### EXTRACTED ENTRIES
# # # #

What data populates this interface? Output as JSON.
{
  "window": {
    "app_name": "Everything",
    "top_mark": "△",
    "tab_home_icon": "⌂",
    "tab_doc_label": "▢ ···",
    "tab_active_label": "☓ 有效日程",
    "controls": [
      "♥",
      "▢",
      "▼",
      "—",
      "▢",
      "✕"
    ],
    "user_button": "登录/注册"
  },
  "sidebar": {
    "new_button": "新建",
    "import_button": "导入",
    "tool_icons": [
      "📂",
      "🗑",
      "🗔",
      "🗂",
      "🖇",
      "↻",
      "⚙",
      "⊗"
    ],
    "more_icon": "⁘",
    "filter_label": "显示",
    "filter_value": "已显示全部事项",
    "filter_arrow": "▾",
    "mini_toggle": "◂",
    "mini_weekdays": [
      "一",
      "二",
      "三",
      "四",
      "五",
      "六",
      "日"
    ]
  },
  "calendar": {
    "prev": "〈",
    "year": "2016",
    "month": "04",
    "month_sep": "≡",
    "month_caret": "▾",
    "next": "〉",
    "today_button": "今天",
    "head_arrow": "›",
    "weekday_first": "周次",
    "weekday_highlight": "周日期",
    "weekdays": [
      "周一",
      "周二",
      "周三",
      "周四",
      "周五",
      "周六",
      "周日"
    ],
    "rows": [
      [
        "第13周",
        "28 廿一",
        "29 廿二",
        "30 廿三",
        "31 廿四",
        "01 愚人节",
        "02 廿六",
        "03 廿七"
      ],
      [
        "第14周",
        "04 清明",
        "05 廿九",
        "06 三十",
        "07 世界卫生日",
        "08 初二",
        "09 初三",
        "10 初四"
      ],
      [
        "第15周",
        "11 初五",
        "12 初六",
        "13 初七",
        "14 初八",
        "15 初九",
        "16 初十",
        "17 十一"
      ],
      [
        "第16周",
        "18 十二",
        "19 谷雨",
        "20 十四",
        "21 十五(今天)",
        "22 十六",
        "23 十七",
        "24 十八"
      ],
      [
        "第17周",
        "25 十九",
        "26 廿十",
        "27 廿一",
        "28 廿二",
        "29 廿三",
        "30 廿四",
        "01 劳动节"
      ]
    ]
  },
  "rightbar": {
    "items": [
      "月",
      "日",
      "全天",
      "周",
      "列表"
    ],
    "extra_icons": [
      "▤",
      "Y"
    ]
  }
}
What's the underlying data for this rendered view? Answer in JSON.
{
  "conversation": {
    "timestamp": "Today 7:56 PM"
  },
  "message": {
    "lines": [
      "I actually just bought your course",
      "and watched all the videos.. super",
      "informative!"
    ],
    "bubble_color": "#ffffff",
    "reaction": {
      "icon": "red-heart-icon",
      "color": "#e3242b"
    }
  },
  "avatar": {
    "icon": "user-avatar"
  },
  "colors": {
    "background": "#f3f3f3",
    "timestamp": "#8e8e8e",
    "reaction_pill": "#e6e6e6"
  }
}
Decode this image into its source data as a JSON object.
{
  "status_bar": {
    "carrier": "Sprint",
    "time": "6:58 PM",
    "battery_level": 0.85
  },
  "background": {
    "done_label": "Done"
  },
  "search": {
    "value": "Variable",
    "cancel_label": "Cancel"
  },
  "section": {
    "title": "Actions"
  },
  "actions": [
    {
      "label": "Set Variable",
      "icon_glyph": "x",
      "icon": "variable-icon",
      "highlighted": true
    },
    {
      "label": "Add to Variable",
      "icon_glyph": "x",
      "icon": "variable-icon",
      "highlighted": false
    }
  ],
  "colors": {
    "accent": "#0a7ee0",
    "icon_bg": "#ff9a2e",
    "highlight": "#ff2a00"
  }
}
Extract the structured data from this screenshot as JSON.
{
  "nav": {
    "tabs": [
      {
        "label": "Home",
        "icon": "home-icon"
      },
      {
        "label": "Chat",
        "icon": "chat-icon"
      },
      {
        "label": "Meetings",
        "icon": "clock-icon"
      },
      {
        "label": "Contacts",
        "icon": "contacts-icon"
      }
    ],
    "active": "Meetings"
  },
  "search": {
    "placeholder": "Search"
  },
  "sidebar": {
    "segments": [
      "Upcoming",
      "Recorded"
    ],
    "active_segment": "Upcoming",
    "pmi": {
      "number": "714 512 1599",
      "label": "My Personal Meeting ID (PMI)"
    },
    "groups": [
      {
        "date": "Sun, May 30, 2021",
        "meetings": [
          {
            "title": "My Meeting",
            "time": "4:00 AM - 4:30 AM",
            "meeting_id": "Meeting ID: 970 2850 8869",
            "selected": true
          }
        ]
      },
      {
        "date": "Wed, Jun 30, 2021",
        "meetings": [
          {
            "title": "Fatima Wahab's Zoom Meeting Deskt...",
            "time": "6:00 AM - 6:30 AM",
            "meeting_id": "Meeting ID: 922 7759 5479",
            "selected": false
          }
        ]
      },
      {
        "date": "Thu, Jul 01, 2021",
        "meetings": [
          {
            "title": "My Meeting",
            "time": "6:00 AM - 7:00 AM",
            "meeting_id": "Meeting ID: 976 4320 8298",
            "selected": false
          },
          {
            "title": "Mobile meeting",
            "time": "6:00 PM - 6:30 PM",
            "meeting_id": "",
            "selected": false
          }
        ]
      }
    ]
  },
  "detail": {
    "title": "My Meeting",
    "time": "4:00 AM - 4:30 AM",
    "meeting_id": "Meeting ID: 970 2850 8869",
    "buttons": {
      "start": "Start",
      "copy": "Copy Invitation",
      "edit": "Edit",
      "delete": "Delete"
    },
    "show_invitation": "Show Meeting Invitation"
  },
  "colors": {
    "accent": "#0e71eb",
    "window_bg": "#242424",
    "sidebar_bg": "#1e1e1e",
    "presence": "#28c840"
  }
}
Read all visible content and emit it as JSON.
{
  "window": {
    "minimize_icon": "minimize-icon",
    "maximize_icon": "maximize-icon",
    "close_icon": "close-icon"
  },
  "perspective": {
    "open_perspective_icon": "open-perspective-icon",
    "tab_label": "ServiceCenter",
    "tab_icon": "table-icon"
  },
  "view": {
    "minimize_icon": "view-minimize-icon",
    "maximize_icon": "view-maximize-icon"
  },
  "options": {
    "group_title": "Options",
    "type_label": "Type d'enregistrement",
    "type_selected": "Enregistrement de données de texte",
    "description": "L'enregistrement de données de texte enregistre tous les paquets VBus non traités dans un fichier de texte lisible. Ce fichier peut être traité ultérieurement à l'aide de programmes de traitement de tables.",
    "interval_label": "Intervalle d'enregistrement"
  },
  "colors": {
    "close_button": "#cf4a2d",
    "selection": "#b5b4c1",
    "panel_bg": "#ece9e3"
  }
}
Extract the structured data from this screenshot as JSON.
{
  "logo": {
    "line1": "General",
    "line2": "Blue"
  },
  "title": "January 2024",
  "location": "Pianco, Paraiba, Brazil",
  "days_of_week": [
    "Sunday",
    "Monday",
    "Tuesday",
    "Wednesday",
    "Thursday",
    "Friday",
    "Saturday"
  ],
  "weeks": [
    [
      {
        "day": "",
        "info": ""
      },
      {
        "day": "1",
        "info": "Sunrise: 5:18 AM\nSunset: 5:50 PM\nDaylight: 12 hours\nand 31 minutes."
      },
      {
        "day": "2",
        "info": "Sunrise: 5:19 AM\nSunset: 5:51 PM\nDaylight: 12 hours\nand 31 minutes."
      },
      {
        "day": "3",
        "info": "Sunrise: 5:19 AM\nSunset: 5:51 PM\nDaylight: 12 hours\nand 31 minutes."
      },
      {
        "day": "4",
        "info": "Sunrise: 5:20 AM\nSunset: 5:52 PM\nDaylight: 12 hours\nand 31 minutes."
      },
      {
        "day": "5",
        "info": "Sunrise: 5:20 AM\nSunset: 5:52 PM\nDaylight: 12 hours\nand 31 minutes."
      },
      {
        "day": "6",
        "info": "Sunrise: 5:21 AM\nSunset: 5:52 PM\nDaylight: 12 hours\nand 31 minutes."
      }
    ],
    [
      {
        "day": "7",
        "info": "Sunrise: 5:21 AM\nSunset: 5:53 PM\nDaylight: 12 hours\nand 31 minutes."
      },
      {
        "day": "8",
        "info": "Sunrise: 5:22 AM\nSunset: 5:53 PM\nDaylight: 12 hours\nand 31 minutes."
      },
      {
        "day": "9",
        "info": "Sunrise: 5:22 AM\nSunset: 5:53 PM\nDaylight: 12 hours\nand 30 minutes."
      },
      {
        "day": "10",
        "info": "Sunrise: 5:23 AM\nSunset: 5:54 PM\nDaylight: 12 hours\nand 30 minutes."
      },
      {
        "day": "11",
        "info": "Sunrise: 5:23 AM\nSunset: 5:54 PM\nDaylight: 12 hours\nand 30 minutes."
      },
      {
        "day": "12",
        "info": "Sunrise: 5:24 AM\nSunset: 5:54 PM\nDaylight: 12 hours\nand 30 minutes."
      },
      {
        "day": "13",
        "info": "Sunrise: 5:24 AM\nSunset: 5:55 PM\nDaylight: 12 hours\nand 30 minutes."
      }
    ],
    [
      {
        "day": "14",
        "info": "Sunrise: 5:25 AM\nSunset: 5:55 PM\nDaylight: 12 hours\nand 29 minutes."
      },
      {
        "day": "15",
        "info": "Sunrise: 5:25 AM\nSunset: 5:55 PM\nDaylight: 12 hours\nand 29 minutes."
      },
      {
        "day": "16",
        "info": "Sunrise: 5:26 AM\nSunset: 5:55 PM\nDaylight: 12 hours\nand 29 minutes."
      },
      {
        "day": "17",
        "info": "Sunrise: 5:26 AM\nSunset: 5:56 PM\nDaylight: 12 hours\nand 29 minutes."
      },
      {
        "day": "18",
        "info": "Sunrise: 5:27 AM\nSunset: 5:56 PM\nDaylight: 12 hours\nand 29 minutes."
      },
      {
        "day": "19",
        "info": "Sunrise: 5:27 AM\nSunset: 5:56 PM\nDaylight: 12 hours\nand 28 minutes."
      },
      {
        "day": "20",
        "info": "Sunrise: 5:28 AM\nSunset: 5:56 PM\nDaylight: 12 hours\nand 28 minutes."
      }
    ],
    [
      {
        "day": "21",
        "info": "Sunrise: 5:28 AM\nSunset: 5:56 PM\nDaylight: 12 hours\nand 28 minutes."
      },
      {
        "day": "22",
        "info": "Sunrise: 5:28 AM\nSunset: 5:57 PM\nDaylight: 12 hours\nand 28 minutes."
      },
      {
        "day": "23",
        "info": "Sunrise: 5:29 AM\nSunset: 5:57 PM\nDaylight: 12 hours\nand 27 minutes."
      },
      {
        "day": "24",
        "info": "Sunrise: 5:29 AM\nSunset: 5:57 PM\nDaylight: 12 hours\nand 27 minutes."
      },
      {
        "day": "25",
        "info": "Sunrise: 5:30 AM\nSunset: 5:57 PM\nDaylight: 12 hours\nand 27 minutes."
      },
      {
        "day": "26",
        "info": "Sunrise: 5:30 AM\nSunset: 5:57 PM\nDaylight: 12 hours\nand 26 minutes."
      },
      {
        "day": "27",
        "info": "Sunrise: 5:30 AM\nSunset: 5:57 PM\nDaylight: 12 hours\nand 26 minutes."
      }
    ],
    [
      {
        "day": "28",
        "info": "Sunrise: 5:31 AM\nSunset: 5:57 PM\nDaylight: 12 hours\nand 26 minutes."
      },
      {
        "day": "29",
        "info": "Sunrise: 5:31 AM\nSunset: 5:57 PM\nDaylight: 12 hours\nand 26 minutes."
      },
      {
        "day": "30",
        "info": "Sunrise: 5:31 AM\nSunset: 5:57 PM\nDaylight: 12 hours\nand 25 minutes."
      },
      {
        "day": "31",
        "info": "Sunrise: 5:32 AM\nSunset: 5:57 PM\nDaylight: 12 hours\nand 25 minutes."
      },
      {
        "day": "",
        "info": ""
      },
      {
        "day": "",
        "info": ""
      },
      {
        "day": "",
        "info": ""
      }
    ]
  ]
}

# # # #

Set out every line from the material that contains the string "données".

### OUTPUT FOR THIS EXERCISE
    "type_selected": "Enregistrement de données de texte",
    "description": "L'enregistrement de données de texte enregistre tous les paquets VBus non traités dans un fichier de texte lisible. Ce fichier peut être traité ultérieurement à l'aide de programmes de traitement de tables.",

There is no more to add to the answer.